▶ _Exercise requirements_
Reproduce the listing below in full and without alteration, apart from its pictures.

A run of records
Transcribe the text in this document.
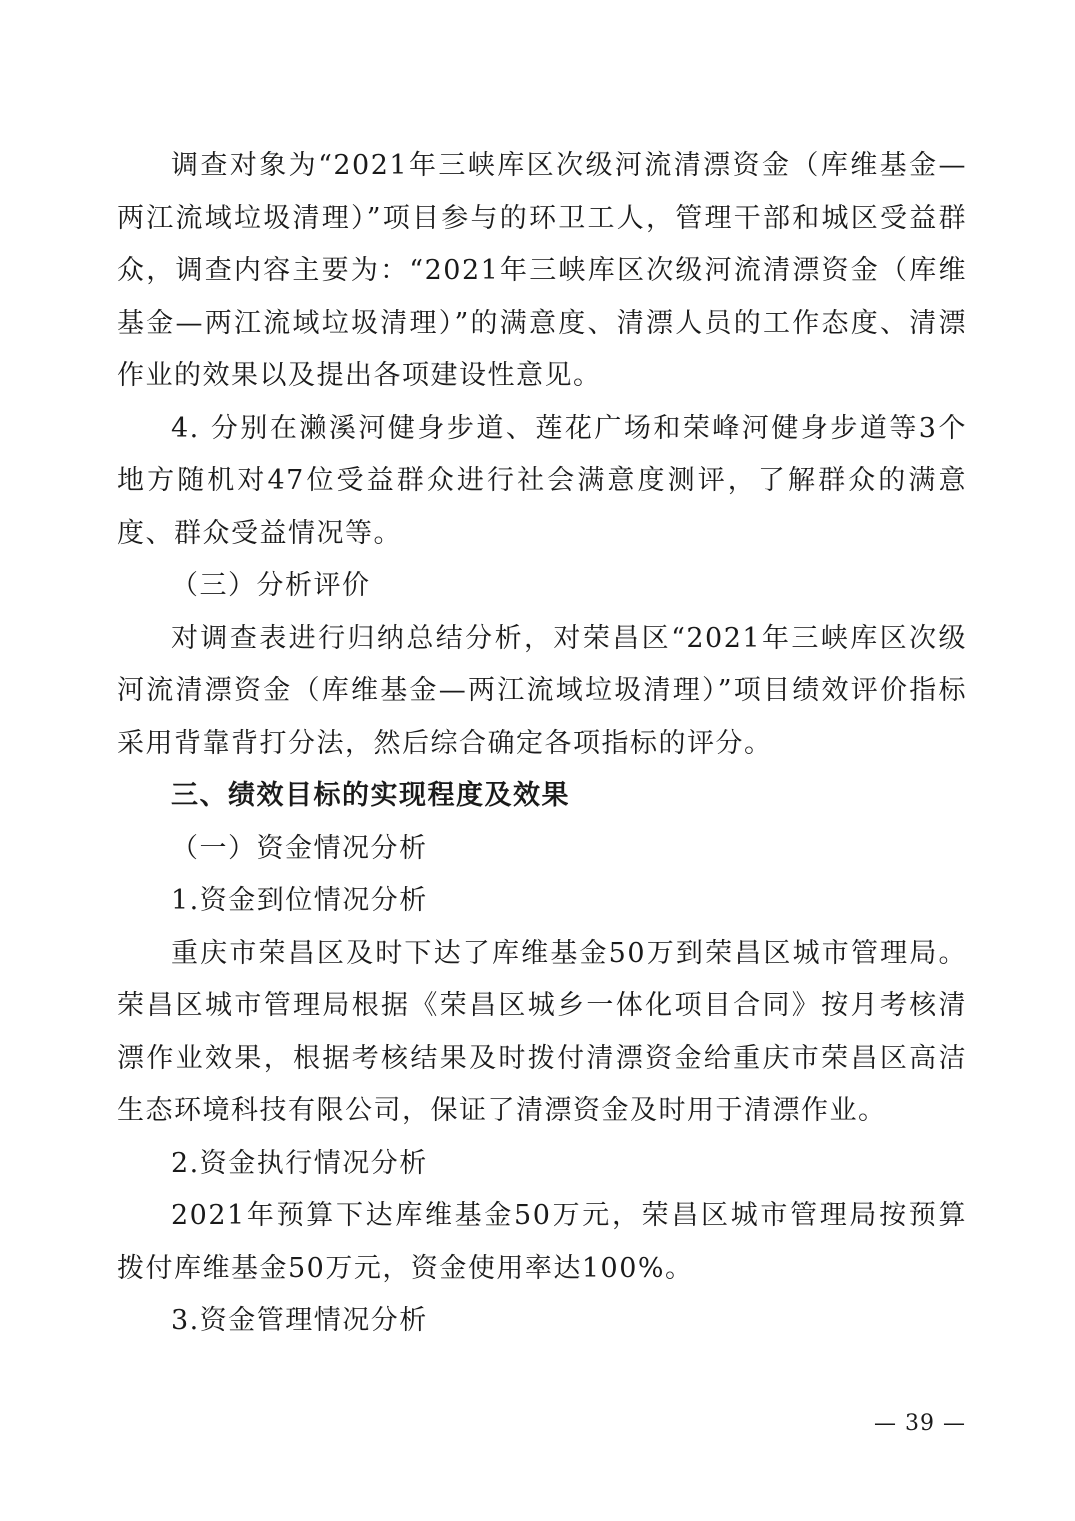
调查对象为“2021年三峡库区次级河流清漂资金（库维基金—两江流域垃圾清理）”项目参与的环卫工人，管理干部和城区受益群众，调查内容主要为：“2021年三峡库区次级河流清漂资金（库维基金—两江流域垃圾清理）”的满意度、清漂人员的工作态度、清漂作业的效果以及提出各项建设性意见。

4. 分别在濑溪河健身步道、莲花广场和荣峰河健身步道等3个地方随机对47位受益群众进行社会满意度测评，了解群众的满意度、群众受益情况等。

（三）分析评价

对调查表进行归纳总结分析，对荣昌区“2021年三峡库区次级河流清漂资金（库维基金—两江流域垃圾清理）”项目绩效评价指标采用背靠背打分法，然后综合确定各项指标的评分。

三、绩效目标的实现程度及效果

（一）资金情况分析

1.资金到位情况分析

重庆市荣昌区及时下达了库维基金50万到荣昌区城市管理局。荣昌区城市管理局根据《荣昌区城乡一体化项目合同》按月考核清漂作业效果，根据考核结果及时拨付清漂资金给重庆市荣昌区高洁生态环境科技有限公司，保证了清漂资金及时用于清漂作业。

2.资金执行情况分析

2021年预算下达库维基金50万元，荣昌区城市管理局按预算拨付库维基金50万元，资金使用率达100%。

3.资金管理情况分析

— 39 —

▶ _Answer_
Transcribe the text in this document.
调查对象为“2021年三峡库区次级河流清漂资金（库维基金—两江流域垃圾清理）”项目参与的环卫工人，管理干部和城区受益群众，调查内容主要为：“2021年三峡库区次级河流清漂资金（库维基金—两江流域垃圾清理）”的满意度、清漂人员的工作态度、清漂作业的效果以及提出各项建设性意见。

4. 分别在濑溪河健身步道、莲花广场和荣峰河健身步道等3个地方随机对47位受益群众进行社会满意度测评，了解群众的满意度、群众受益情况等。

（三）分析评价

对调查表进行归纳总结分析，对荣昌区“2021年三峡库区次级河流清漂资金（库维基金—两江流域垃圾清理）”项目绩效评价指标采用背靠背打分法，然后综合确定各项指标的评分。

三、绩效目标的实现程度及效果

（一）资金情况分析

1.资金到位情况分析

重庆市荣昌区及时下达了库维基金50万到荣昌区城市管理局。荣昌区城市管理局根据《荣昌区城乡一体化项目合同》按月考核清漂作业效果，根据考核结果及时拨付清漂资金给重庆市荣昌区高洁生态环境科技有限公司，保证了清漂资金及时用于清漂作业。

2.资金执行情况分析

2021年预算下达库维基金50万元，荣昌区城市管理局按预算拨付库维基金50万元，资金使用率达100%。

3.资金管理情况分析

— 39 —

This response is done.